→ Work to complete:
Starting with the first line of the listing and going on through the line that contains "step-name-label: 步骤名称: bbox=[89, 346, 142, 360]", arrange those lines as a JSON list of strings, one string per line, with any blank lines omitted.

··· Exercise inputs ···

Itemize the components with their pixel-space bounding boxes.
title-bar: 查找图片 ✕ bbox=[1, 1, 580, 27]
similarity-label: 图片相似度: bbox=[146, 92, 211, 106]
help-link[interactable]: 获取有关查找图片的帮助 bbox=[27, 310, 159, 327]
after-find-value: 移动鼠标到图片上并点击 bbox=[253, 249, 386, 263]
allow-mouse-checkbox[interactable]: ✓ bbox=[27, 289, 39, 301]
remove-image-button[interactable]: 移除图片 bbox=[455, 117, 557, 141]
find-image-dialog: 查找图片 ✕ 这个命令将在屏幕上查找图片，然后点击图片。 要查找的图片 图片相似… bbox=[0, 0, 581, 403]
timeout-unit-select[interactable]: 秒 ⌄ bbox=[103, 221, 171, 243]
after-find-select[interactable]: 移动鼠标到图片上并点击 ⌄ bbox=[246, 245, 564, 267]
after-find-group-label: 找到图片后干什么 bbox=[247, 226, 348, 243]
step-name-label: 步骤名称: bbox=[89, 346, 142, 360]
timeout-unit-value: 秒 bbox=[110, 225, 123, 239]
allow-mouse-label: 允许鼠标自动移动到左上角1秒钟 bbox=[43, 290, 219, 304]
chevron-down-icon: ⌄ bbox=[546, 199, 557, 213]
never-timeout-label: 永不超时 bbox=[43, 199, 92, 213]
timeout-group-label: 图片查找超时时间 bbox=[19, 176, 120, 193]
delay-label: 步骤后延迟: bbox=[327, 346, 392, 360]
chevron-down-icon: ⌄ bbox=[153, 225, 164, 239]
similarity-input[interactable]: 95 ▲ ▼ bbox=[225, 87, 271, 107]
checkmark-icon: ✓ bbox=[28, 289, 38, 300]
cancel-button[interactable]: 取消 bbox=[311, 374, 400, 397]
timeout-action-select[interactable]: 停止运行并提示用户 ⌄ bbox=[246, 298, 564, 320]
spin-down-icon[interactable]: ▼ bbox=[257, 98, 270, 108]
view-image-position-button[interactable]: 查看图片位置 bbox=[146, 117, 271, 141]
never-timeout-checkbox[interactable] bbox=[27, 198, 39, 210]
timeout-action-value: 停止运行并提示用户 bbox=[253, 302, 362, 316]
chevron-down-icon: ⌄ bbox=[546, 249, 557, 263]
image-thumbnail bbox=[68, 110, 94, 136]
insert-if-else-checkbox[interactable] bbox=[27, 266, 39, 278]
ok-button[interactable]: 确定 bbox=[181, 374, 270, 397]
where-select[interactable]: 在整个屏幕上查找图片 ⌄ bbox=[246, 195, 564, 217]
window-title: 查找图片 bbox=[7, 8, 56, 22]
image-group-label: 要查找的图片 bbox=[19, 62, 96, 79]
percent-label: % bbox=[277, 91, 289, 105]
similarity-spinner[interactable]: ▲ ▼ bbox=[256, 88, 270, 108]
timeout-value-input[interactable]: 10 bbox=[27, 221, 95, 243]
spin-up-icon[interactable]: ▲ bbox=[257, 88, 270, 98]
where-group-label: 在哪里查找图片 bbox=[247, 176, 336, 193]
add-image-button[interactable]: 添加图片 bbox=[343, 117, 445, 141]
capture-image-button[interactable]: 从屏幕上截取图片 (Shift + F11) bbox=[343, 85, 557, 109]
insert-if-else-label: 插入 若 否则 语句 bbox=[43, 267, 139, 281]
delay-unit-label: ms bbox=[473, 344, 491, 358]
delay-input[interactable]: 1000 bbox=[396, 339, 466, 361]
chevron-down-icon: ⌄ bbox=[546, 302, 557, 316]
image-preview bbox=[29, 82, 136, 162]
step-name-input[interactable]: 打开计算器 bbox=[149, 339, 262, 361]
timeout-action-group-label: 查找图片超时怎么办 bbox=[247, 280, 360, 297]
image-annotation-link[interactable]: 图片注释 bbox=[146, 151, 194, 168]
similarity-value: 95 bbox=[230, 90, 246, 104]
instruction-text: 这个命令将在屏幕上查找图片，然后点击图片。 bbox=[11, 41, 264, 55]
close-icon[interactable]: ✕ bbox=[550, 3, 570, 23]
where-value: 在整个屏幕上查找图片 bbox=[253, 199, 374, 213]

···

→ Answer:
[
  "Itemize the components with their pixel-space bounding boxes.",
  "title-bar: 查找图片 ✕ bbox=[1, 1, 580, 27]",
  "similarity-label: 图片相似度: bbox=[146, 92, 211, 106]",
  "help-link[interactable]: 获取有关查找图片的帮助 bbox=[27, 310, 159, 327]",
  "after-find-value: 移动鼠标到图片上并点击 bbox=[253, 249, 386, 263]",
  "allow-mouse-checkbox[interactable]: ✓ bbox=[27, 289, 39, 301]",
  "remove-image-button[interactable]: 移除图片 bbox=[455, 117, 557, 141]",
  "find-image-dialog: 查找图片 ✕ 这个命令将在屏幕上查找图片，然后点击图片。 要查找的图片 图片相似… bbox=[0, 0, 581, 403]",
  "timeout-unit-select[interactable]: 秒 ⌄ bbox=[103, 221, 171, 243]",
  "after-find-select[interactable]: 移动鼠标到图片上并点击 ⌄ bbox=[246, 245, 564, 267]",
  "after-find-group-label: 找到图片后干什么 bbox=[247, 226, 348, 243]",
  "step-name-label: 步骤名称: bbox=[89, 346, 142, 360]"
]